_Extracted data entries_
>> BEGIN
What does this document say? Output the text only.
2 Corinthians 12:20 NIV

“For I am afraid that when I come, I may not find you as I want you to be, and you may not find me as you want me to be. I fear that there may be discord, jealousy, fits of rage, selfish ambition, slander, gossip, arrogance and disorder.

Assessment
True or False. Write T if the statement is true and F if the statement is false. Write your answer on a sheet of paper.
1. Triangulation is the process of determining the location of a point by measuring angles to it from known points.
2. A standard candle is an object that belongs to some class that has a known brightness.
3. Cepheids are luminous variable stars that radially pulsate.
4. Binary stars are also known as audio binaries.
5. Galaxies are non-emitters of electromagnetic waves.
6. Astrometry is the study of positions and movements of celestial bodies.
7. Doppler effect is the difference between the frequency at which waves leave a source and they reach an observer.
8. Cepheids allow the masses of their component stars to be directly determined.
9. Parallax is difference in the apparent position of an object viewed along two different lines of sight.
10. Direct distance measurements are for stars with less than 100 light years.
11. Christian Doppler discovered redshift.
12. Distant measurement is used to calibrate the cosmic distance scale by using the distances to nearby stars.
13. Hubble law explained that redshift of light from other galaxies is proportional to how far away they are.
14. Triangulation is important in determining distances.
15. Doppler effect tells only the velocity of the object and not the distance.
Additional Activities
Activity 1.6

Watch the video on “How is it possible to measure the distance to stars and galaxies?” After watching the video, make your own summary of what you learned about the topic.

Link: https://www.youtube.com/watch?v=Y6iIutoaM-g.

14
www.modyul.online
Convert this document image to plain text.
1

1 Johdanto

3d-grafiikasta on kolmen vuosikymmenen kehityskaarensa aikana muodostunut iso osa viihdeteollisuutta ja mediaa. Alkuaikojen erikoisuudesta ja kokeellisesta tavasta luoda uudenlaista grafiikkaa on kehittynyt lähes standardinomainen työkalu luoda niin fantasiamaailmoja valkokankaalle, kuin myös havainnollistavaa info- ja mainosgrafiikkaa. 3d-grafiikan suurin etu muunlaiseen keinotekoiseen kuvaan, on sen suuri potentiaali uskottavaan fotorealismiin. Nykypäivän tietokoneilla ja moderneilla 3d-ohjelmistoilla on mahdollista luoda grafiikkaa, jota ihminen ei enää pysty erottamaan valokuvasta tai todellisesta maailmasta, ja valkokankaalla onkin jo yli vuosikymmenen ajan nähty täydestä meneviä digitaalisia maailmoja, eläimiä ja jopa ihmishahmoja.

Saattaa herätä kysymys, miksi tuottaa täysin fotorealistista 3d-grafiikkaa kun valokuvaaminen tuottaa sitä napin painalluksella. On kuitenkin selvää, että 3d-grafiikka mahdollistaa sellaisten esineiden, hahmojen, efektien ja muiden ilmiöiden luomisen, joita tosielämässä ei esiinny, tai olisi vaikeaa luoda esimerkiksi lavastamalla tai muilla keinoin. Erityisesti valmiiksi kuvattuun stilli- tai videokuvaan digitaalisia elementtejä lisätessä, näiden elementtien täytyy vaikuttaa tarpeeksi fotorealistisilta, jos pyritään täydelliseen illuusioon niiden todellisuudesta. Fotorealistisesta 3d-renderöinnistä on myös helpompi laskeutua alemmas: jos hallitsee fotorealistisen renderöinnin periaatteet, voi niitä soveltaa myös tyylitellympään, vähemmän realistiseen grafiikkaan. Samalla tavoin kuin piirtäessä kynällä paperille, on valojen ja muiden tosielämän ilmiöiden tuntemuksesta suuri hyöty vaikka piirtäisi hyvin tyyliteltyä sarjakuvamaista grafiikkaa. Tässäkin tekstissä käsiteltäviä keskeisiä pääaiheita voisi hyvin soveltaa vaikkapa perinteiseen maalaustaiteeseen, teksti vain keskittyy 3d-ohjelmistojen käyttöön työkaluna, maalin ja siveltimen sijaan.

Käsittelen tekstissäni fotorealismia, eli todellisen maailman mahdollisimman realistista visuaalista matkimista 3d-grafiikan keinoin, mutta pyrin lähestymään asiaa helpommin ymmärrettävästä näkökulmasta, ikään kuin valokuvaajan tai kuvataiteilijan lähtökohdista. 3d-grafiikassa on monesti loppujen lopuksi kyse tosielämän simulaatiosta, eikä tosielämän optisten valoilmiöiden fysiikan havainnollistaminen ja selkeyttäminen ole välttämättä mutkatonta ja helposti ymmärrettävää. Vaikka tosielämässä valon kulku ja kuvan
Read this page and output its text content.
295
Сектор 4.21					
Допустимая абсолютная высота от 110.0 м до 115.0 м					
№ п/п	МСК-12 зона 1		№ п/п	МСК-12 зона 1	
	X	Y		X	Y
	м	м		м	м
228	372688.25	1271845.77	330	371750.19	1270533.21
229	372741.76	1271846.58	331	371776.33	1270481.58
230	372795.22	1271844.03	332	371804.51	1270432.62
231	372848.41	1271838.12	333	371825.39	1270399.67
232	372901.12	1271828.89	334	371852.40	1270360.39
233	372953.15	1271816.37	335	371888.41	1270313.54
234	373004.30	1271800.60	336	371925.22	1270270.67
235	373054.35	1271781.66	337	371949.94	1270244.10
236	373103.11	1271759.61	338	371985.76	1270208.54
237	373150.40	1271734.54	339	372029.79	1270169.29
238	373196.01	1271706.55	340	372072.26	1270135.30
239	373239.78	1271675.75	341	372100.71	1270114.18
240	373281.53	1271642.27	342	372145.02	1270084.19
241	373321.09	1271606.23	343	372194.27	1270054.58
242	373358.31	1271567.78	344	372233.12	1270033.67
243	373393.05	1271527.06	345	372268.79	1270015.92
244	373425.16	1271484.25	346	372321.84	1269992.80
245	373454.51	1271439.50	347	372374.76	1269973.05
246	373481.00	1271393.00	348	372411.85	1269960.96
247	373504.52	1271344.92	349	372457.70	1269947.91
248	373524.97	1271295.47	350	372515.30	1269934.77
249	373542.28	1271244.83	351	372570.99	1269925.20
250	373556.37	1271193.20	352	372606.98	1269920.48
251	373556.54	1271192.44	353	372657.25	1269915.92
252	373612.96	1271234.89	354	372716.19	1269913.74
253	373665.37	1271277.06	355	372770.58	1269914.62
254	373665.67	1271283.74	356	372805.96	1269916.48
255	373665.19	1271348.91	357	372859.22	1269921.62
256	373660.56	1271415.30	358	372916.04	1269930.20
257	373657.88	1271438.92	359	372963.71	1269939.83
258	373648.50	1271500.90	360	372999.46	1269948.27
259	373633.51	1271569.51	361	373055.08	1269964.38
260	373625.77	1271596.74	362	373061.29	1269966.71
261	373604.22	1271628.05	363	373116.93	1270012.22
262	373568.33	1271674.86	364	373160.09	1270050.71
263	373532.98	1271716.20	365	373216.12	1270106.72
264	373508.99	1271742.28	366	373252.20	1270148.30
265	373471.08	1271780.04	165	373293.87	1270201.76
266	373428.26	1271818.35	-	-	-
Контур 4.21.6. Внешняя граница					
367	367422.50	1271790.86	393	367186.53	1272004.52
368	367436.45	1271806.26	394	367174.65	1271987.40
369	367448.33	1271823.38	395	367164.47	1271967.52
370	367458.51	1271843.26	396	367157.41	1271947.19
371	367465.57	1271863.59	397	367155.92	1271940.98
>> END
_AIM OF THE EXERCISE_
Find the word "distances" and list each line it appears in.

_ANSWER TO THIS EXERCISE_
12. Distant measurement is used to calibrate the cosmic distance scale by using the distances to nearby stars.
14. Triangulation is important in determining distances.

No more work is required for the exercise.